Work to do — Copy each line that holds "השמים".

__________

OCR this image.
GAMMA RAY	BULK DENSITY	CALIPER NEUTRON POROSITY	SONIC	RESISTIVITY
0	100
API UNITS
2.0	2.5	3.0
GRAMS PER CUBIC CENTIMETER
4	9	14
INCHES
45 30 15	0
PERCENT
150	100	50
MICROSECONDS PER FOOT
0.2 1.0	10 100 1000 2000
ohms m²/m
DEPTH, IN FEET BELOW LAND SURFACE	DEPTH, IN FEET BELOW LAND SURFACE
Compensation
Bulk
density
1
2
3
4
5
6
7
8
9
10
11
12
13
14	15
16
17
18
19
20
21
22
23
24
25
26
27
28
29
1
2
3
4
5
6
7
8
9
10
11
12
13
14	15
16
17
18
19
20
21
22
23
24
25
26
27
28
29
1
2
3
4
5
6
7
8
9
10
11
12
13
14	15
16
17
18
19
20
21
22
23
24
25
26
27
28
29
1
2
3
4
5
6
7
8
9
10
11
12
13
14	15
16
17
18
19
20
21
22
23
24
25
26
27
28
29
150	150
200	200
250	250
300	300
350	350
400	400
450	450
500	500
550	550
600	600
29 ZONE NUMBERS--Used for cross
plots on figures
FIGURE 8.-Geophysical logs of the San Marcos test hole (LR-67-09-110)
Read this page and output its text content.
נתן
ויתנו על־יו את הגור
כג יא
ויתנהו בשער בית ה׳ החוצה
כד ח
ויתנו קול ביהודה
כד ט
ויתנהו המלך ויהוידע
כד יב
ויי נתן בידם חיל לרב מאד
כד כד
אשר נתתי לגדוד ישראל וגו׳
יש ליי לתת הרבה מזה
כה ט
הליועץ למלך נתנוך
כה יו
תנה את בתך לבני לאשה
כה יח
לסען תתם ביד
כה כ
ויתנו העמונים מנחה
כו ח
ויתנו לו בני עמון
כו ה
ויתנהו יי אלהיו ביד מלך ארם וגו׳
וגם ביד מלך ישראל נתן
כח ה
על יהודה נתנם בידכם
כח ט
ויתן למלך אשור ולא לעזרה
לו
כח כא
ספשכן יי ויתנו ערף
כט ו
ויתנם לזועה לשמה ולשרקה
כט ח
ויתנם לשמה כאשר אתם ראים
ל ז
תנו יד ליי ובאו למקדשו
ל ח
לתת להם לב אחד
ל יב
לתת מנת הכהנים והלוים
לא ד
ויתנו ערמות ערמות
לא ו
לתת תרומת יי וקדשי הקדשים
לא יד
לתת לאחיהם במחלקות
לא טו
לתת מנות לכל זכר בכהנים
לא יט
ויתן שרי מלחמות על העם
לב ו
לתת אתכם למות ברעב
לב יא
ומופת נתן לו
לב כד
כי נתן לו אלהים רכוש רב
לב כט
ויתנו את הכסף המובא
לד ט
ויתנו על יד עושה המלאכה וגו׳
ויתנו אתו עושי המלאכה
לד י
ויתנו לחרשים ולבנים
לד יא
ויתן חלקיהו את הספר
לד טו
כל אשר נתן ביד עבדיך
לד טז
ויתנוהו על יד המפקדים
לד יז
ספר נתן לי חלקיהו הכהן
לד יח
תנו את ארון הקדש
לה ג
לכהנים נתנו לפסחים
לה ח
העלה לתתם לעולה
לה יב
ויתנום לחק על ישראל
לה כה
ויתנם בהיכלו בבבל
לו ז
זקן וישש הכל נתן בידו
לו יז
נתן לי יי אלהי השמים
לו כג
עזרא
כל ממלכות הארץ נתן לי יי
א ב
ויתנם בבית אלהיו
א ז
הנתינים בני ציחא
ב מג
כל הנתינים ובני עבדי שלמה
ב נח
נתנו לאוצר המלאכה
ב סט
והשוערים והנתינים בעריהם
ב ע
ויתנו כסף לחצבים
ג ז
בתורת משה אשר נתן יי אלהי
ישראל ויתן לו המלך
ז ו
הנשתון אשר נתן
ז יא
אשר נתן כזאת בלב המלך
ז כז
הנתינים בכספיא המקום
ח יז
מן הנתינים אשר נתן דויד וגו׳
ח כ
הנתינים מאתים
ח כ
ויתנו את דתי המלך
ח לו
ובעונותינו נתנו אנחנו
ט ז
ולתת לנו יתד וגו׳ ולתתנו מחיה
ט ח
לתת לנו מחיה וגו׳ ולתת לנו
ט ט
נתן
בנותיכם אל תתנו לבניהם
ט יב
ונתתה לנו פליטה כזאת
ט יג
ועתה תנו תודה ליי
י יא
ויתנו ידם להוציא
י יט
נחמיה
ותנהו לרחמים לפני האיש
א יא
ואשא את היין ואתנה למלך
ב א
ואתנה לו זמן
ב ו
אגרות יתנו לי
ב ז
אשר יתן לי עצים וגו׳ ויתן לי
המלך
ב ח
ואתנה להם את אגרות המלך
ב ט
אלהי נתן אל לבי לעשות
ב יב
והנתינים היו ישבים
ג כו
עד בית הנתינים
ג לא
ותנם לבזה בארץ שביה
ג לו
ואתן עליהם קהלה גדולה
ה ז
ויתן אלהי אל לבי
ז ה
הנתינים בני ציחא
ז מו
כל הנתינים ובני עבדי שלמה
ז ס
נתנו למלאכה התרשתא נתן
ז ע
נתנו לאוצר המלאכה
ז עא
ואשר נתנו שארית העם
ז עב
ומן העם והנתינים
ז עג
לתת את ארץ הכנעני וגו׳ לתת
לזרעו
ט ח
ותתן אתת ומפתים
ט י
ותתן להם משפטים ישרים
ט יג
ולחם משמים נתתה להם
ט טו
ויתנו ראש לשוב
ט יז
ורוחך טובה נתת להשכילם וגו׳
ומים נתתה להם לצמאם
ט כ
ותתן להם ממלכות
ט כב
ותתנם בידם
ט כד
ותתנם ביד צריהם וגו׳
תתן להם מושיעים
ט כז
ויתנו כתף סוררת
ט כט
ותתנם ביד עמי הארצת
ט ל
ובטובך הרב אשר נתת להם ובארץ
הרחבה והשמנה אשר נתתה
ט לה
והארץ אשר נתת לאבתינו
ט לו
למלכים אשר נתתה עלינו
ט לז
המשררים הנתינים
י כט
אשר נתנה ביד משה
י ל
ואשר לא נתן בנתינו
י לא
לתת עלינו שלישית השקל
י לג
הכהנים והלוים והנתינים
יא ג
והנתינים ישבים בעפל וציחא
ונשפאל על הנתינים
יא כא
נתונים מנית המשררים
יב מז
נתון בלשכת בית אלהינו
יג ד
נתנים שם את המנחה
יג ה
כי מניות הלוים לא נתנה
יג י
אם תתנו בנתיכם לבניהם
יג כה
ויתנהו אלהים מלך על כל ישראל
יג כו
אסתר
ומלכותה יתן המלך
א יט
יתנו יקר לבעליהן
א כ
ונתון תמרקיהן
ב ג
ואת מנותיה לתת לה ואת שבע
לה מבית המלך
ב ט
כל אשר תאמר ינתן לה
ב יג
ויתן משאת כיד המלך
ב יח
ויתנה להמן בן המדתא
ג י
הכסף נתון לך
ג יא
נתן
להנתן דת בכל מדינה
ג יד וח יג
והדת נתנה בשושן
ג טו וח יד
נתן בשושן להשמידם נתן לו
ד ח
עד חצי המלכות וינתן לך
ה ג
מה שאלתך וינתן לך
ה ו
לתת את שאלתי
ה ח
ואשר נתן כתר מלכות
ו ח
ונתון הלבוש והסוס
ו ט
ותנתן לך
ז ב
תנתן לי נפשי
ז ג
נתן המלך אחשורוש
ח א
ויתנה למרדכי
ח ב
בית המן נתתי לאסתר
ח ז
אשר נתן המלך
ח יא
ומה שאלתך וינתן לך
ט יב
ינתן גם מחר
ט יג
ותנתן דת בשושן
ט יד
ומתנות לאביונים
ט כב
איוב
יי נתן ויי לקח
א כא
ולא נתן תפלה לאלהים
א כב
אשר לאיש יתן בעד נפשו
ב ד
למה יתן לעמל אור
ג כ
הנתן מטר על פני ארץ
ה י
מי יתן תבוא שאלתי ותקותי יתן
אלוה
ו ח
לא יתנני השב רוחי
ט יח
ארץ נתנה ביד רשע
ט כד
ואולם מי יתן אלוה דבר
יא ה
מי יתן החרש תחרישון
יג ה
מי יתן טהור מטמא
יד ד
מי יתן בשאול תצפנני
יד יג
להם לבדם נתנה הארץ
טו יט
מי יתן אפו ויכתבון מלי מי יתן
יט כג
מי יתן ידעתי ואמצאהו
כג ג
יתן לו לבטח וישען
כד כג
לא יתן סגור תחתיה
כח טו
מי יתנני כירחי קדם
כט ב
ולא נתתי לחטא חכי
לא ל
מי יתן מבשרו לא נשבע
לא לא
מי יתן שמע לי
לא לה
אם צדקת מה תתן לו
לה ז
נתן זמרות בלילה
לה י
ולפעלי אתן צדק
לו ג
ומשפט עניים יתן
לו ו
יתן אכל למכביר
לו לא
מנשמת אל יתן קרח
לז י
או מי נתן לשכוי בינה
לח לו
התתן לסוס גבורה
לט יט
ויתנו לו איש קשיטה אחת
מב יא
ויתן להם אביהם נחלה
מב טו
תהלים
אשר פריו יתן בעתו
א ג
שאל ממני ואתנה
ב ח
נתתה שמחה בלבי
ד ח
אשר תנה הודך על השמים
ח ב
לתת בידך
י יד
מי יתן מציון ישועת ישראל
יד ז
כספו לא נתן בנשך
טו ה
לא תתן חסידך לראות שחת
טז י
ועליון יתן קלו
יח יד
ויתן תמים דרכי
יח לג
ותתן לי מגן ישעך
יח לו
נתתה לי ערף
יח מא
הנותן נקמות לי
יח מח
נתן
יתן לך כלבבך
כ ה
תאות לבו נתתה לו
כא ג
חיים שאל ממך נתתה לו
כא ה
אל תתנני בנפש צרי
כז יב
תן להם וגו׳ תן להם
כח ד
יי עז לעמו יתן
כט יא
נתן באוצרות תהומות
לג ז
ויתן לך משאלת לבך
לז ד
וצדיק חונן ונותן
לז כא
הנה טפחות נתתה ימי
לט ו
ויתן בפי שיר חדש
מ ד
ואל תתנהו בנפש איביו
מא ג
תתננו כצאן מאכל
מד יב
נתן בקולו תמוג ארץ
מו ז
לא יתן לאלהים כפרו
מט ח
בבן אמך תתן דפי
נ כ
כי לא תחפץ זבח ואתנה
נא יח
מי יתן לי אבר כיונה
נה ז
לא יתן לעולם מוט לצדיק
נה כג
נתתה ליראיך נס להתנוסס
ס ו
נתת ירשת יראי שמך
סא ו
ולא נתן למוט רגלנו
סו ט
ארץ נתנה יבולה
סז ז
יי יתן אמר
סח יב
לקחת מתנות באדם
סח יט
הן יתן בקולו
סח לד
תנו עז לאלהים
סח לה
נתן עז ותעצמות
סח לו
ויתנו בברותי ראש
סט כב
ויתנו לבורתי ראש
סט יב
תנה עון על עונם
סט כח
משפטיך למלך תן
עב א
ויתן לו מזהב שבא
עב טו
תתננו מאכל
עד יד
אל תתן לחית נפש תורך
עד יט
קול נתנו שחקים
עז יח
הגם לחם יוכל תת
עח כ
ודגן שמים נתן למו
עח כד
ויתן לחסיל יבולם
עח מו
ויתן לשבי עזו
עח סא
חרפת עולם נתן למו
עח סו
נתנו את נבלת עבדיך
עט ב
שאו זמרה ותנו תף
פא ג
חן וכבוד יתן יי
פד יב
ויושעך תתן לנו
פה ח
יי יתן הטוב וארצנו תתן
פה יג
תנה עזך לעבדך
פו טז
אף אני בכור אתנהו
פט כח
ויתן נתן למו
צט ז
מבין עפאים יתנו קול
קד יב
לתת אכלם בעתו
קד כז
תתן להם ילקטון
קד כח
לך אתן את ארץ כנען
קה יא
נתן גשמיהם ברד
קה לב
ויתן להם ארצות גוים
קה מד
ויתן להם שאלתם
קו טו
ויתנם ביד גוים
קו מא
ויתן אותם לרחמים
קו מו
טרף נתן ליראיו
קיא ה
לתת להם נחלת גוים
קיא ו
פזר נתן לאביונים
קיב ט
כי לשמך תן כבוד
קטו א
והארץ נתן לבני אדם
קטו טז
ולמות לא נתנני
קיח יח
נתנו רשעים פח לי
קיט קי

__________

Expected output —
נתן לי יי אלהי השמים
אשר תנה הודך על השמים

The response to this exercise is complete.